**练习目标**
逐字抄录这段关于口腔癌前病变研究的节选，从“2012年8月23日 讯 /生物谷BIOON/”到“变是不是最有可能发展为癌症。”。

── 节选 ──

2012年8月23日 讯 /生物谷BIOON/ --一一项最新研究发现一组分子标记可以帮助医生确定哪些低等级的口腔黏膜癌前病变患者会发展演变成口腔癌,相关研究论文发表在Cancer Prevention Research杂志上。
Miriam Rosin博士说:该研究结果有助于帮助我们认识到不是每个低等级口腔癌前病变的人都会发展罹患癌症。不过,该研究结果能便于临床医生更好地了解哪些患者需要更加密切的跟进关注。
口腔癌是一个全球性的公共卫生问题,每年在世界各地有近30万新发病例。之前,许多这些癌症癌症都出现了癌前病变现象。严重的癌前病变与癌症罹患风险应早已被证实确定的。然而,其中一个巨大的挑战就是如何区分低度病变是不是最有可能发展为癌症。

───
── 数据列表 ──

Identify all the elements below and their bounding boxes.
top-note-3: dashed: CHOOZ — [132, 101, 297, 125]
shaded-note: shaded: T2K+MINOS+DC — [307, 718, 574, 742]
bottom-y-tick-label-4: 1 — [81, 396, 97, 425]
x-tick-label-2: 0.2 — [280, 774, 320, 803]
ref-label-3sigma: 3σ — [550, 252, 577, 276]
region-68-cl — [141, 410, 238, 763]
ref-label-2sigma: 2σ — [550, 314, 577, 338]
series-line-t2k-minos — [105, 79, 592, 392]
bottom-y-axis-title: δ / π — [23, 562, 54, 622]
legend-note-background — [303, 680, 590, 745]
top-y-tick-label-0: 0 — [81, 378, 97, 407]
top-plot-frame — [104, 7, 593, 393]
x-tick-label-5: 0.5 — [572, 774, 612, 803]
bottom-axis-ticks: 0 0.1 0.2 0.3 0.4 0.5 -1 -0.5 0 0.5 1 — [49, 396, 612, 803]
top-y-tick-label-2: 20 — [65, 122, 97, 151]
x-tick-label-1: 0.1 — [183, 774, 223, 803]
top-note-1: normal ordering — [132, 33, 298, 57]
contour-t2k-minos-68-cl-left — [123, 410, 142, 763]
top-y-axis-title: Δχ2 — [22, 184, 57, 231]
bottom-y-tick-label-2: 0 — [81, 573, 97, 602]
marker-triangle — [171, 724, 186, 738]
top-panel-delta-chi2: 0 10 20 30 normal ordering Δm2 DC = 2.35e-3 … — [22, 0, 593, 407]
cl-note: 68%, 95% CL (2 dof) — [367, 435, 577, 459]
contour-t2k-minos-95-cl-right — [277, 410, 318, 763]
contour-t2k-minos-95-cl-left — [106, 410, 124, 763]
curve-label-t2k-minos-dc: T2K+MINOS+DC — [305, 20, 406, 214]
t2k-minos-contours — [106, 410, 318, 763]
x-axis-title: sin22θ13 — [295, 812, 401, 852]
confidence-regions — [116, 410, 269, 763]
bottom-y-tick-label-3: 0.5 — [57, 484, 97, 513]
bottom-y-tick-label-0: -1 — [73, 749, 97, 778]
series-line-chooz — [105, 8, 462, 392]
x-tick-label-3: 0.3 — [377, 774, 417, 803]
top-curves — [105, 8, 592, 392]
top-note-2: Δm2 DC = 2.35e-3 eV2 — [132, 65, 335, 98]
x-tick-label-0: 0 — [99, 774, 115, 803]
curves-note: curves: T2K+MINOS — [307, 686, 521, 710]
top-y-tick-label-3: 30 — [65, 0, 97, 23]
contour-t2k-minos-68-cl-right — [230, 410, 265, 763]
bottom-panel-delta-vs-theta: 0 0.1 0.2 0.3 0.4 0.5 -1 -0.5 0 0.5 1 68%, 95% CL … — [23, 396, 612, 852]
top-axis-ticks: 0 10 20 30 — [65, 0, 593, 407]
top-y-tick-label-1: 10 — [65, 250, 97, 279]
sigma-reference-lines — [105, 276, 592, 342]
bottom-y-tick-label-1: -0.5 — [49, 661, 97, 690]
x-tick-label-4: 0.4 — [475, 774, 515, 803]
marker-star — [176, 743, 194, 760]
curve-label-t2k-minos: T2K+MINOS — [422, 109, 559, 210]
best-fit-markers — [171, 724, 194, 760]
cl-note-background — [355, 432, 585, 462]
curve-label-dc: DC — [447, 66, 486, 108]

───

**练习解答**
2012年8月23日 讯 /生物谷BIOON/ --一一项最新研究发现一组分子标记可以帮助医生确定哪些低等级的口腔黏膜癌前病变患者会发展演变成口腔癌,相关研究论文发表在Cancer Prevention Research杂志上。
Miriam Rosin博士说:该研究结果有助于帮助我们认识到不是每个低等级口腔癌前病变的人都会发展罹患癌症。不过,该研究结果能便于临床医生更好地了解哪些患者需要更加密切的跟进关注。
口腔癌是一个全球性的公共卫生问题,每年在世界各地有近30万新发病例。之前,许多这些癌症癌症都出现了癌前病变现象。严重的癌前病变与癌症罹患风险应早已被证实确定的。然而,其中一个巨大的挑战就是如何区分低度病变是不是最有可能发展为癌症。